(Aim of the task)
Only the pictures stay out; every record is to be quoted exactly.

——

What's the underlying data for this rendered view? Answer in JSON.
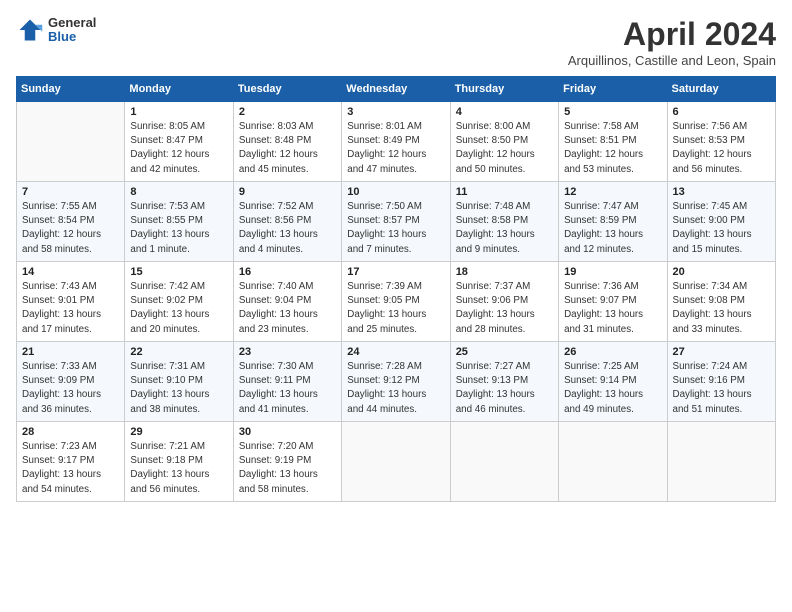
{
  "header": {
    "title": "April 2024",
    "location": "Arquillinos, Castille and Leon, Spain",
    "logo_general": "General",
    "logo_blue": "Blue"
  },
  "days_of_week": [
    "Sunday",
    "Monday",
    "Tuesday",
    "Wednesday",
    "Thursday",
    "Friday",
    "Saturday"
  ],
  "weeks": [
    [
      {
        "day": "",
        "empty": true
      },
      {
        "day": "1",
        "sunrise": "Sunrise: 8:05 AM",
        "sunset": "Sunset: 8:47 PM",
        "daylight": "Daylight: 12 hours and 42 minutes."
      },
      {
        "day": "2",
        "sunrise": "Sunrise: 8:03 AM",
        "sunset": "Sunset: 8:48 PM",
        "daylight": "Daylight: 12 hours and 45 minutes."
      },
      {
        "day": "3",
        "sunrise": "Sunrise: 8:01 AM",
        "sunset": "Sunset: 8:49 PM",
        "daylight": "Daylight: 12 hours and 47 minutes."
      },
      {
        "day": "4",
        "sunrise": "Sunrise: 8:00 AM",
        "sunset": "Sunset: 8:50 PM",
        "daylight": "Daylight: 12 hours and 50 minutes."
      },
      {
        "day": "5",
        "sunrise": "Sunrise: 7:58 AM",
        "sunset": "Sunset: 8:51 PM",
        "daylight": "Daylight: 12 hours and 53 minutes."
      },
      {
        "day": "6",
        "sunrise": "Sunrise: 7:56 AM",
        "sunset": "Sunset: 8:53 PM",
        "daylight": "Daylight: 12 hours and 56 minutes."
      }
    ],
    [
      {
        "day": "7",
        "sunrise": "Sunrise: 7:55 AM",
        "sunset": "Sunset: 8:54 PM",
        "daylight": "Daylight: 12 hours and 58 minutes."
      },
      {
        "day": "8",
        "sunrise": "Sunrise: 7:53 AM",
        "sunset": "Sunset: 8:55 PM",
        "daylight": "Daylight: 13 hours and 1 minute."
      },
      {
        "day": "9",
        "sunrise": "Sunrise: 7:52 AM",
        "sunset": "Sunset: 8:56 PM",
        "daylight": "Daylight: 13 hours and 4 minutes."
      },
      {
        "day": "10",
        "sunrise": "Sunrise: 7:50 AM",
        "sunset": "Sunset: 8:57 PM",
        "daylight": "Daylight: 13 hours and 7 minutes."
      },
      {
        "day": "11",
        "sunrise": "Sunrise: 7:48 AM",
        "sunset": "Sunset: 8:58 PM",
        "daylight": "Daylight: 13 hours and 9 minutes."
      },
      {
        "day": "12",
        "sunrise": "Sunrise: 7:47 AM",
        "sunset": "Sunset: 8:59 PM",
        "daylight": "Daylight: 13 hours and 12 minutes."
      },
      {
        "day": "13",
        "sunrise": "Sunrise: 7:45 AM",
        "sunset": "Sunset: 9:00 PM",
        "daylight": "Daylight: 13 hours and 15 minutes."
      }
    ],
    [
      {
        "day": "14",
        "sunrise": "Sunrise: 7:43 AM",
        "sunset": "Sunset: 9:01 PM",
        "daylight": "Daylight: 13 hours and 17 minutes."
      },
      {
        "day": "15",
        "sunrise": "Sunrise: 7:42 AM",
        "sunset": "Sunset: 9:02 PM",
        "daylight": "Daylight: 13 hours and 20 minutes."
      },
      {
        "day": "16",
        "sunrise": "Sunrise: 7:40 AM",
        "sunset": "Sunset: 9:04 PM",
        "daylight": "Daylight: 13 hours and 23 minutes."
      },
      {
        "day": "17",
        "sunrise": "Sunrise: 7:39 AM",
        "sunset": "Sunset: 9:05 PM",
        "daylight": "Daylight: 13 hours and 25 minutes."
      },
      {
        "day": "18",
        "sunrise": "Sunrise: 7:37 AM",
        "sunset": "Sunset: 9:06 PM",
        "daylight": "Daylight: 13 hours and 28 minutes."
      },
      {
        "day": "19",
        "sunrise": "Sunrise: 7:36 AM",
        "sunset": "Sunset: 9:07 PM",
        "daylight": "Daylight: 13 hours and 31 minutes."
      },
      {
        "day": "20",
        "sunrise": "Sunrise: 7:34 AM",
        "sunset": "Sunset: 9:08 PM",
        "daylight": "Daylight: 13 hours and 33 minutes."
      }
    ],
    [
      {
        "day": "21",
        "sunrise": "Sunrise: 7:33 AM",
        "sunset": "Sunset: 9:09 PM",
        "daylight": "Daylight: 13 hours and 36 minutes."
      },
      {
        "day": "22",
        "sunrise": "Sunrise: 7:31 AM",
        "sunset": "Sunset: 9:10 PM",
        "daylight": "Daylight: 13 hours and 38 minutes."
      },
      {
        "day": "23",
        "sunrise": "Sunrise: 7:30 AM",
        "sunset": "Sunset: 9:11 PM",
        "daylight": "Daylight: 13 hours and 41 minutes."
      },
      {
        "day": "24",
        "sunrise": "Sunrise: 7:28 AM",
        "sunset": "Sunset: 9:12 PM",
        "daylight": "Daylight: 13 hours and 44 minutes."
      },
      {
        "day": "25",
        "sunrise": "Sunrise: 7:27 AM",
        "sunset": "Sunset: 9:13 PM",
        "daylight": "Daylight: 13 hours and 46 minutes."
      },
      {
        "day": "26",
        "sunrise": "Sunrise: 7:25 AM",
        "sunset": "Sunset: 9:14 PM",
        "daylight": "Daylight: 13 hours and 49 minutes."
      },
      {
        "day": "27",
        "sunrise": "Sunrise: 7:24 AM",
        "sunset": "Sunset: 9:16 PM",
        "daylight": "Daylight: 13 hours and 51 minutes."
      }
    ],
    [
      {
        "day": "28",
        "sunrise": "Sunrise: 7:23 AM",
        "sunset": "Sunset: 9:17 PM",
        "daylight": "Daylight: 13 hours and 54 minutes."
      },
      {
        "day": "29",
        "sunrise": "Sunrise: 7:21 AM",
        "sunset": "Sunset: 9:18 PM",
        "daylight": "Daylight: 13 hours and 56 minutes."
      },
      {
        "day": "30",
        "sunrise": "Sunrise: 7:20 AM",
        "sunset": "Sunset: 9:19 PM",
        "daylight": "Daylight: 13 hours and 58 minutes."
      },
      {
        "day": "",
        "empty": true
      },
      {
        "day": "",
        "empty": true
      },
      {
        "day": "",
        "empty": true
      },
      {
        "day": "",
        "empty": true
      }
    ]
  ]
}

——

(Solution for this problem)
What's the underlying data for this rendered view? Answer in JSON.
{
  "header": {
    "title": "April 2024",
    "location": "Arquillinos, Castille and Leon, Spain",
    "logo_general": "General",
    "logo_blue": "Blue"
  },
  "days_of_week": [
    "Sunday",
    "Monday",
    "Tuesday",
    "Wednesday",
    "Thursday",
    "Friday",
    "Saturday"
  ],
  "weeks": [
    [
      {
        "day": "",
        "empty": true
      },
      {
        "day": "1",
        "sunrise": "Sunrise: 8:05 AM",
        "sunset": "Sunset: 8:47 PM",
        "daylight": "Daylight: 12 hours and 42 minutes."
      },
      {
        "day": "2",
        "sunrise": "Sunrise: 8:03 AM",
        "sunset": "Sunset: 8:48 PM",
        "daylight": "Daylight: 12 hours and 45 minutes."
      },
      {
        "day": "3",
        "sunrise": "Sunrise: 8:01 AM",
        "sunset": "Sunset: 8:49 PM",
        "daylight": "Daylight: 12 hours and 47 minutes."
      },
      {
        "day": "4",
        "sunrise": "Sunrise: 8:00 AM",
        "sunset": "Sunset: 8:50 PM",
        "daylight": "Daylight: 12 hours and 50 minutes."
      },
      {
        "day": "5",
        "sunrise": "Sunrise: 7:58 AM",
        "sunset": "Sunset: 8:51 PM",
        "daylight": "Daylight: 12 hours and 53 minutes."
      },
      {
        "day": "6",
        "sunrise": "Sunrise: 7:56 AM",
        "sunset": "Sunset: 8:53 PM",
        "daylight": "Daylight: 12 hours and 56 minutes."
      }
    ],
    [
      {
        "day": "7",
        "sunrise": "Sunrise: 7:55 AM",
        "sunset": "Sunset: 8:54 PM",
        "daylight": "Daylight: 12 hours and 58 minutes."
      },
      {
        "day": "8",
        "sunrise": "Sunrise: 7:53 AM",
        "sunset": "Sunset: 8:55 PM",
        "daylight": "Daylight: 13 hours and 1 minute."
      },
      {
        "day": "9",
        "sunrise": "Sunrise: 7:52 AM",
        "sunset": "Sunset: 8:56 PM",
        "daylight": "Daylight: 13 hours and 4 minutes."
      },
      {
        "day": "10",
        "sunrise": "Sunrise: 7:50 AM",
        "sunset": "Sunset: 8:57 PM",
        "daylight": "Daylight: 13 hours and 7 minutes."
      },
      {
        "day": "11",
        "sunrise": "Sunrise: 7:48 AM",
        "sunset": "Sunset: 8:58 PM",
        "daylight": "Daylight: 13 hours and 9 minutes."
      },
      {
        "day": "12",
        "sunrise": "Sunrise: 7:47 AM",
        "sunset": "Sunset: 8:59 PM",
        "daylight": "Daylight: 13 hours and 12 minutes."
      },
      {
        "day": "13",
        "sunrise": "Sunrise: 7:45 AM",
        "sunset": "Sunset: 9:00 PM",
        "daylight": "Daylight: 13 hours and 15 minutes."
      }
    ],
    [
      {
        "day": "14",
        "sunrise": "Sunrise: 7:43 AM",
        "sunset": "Sunset: 9:01 PM",
        "daylight": "Daylight: 13 hours and 17 minutes."
      },
      {
        "day": "15",
        "sunrise": "Sunrise: 7:42 AM",
        "sunset": "Sunset: 9:02 PM",
        "daylight": "Daylight: 13 hours and 20 minutes."
      },
      {
        "day": "16",
        "sunrise": "Sunrise: 7:40 AM",
        "sunset": "Sunset: 9:04 PM",
        "daylight": "Daylight: 13 hours and 23 minutes."
      },
      {
        "day": "17",
        "sunrise": "Sunrise: 7:39 AM",
        "sunset": "Sunset: 9:05 PM",
        "daylight": "Daylight: 13 hours and 25 minutes."
      },
      {
        "day": "18",
        "sunrise": "Sunrise: 7:37 AM",
        "sunset": "Sunset: 9:06 PM",
        "daylight": "Daylight: 13 hours and 28 minutes."
      },
      {
        "day": "19",
        "sunrise": "Sunrise: 7:36 AM",
        "sunset": "Sunset: 9:07 PM",
        "daylight": "Daylight: 13 hours and 31 minutes."
      },
      {
        "day": "20",
        "sunrise": "Sunrise: 7:34 AM",
        "sunset": "Sunset: 9:08 PM",
        "daylight": "Daylight: 13 hours and 33 minutes."
      }
    ],
    [
      {
        "day": "21",
        "sunrise": "Sunrise: 7:33 AM",
        "sunset": "Sunset: 9:09 PM",
        "daylight": "Daylight: 13 hours and 36 minutes."
      },
      {
        "day": "22",
        "sunrise": "Sunrise: 7:31 AM",
        "sunset": "Sunset: 9:10 PM",
        "daylight": "Daylight: 13 hours and 38 minutes."
      },
      {
        "day": "23",
        "sunrise": "Sunrise: 7:30 AM",
        "sunset": "Sunset: 9:11 PM",
        "daylight": "Daylight: 13 hours and 41 minutes."
      },
      {
        "day": "24",
        "sunrise": "Sunrise: 7:28 AM",
        "sunset": "Sunset: 9:12 PM",
        "daylight": "Daylight: 13 hours and 44 minutes."
      },
      {
        "day": "25",
        "sunrise": "Sunrise: 7:27 AM",
        "sunset": "Sunset: 9:13 PM",
        "daylight": "Daylight: 13 hours and 46 minutes."
      },
      {
        "day": "26",
        "sunrise": "Sunrise: 7:25 AM",
        "sunset": "Sunset: 9:14 PM",
        "daylight": "Daylight: 13 hours and 49 minutes."
      },
      {
        "day": "27",
        "sunrise": "Sunrise: 7:24 AM",
        "sunset": "Sunset: 9:16 PM",
        "daylight": "Daylight: 13 hours and 51 minutes."
      }
    ],
    [
      {
        "day": "28",
        "sunrise": "Sunrise: 7:23 AM",
        "sunset": "Sunset: 9:17 PM",
        "daylight": "Daylight: 13 hours and 54 minutes."
      },
      {
        "day": "29",
        "sunrise": "Sunrise: 7:21 AM",
        "sunset": "Sunset: 9:18 PM",
        "daylight": "Daylight: 13 hours and 56 minutes."
      },
      {
        "day": "30",
        "sunrise": "Sunrise: 7:20 AM",
        "sunset": "Sunset: 9:19 PM",
        "daylight": "Daylight: 13 hours and 58 minutes."
      },
      {
        "day": "",
        "empty": true
      },
      {
        "day": "",
        "empty": true
      },
      {
        "day": "",
        "empty": true
      },
      {
        "day": "",
        "empty": true
      }
    ]
  ]
}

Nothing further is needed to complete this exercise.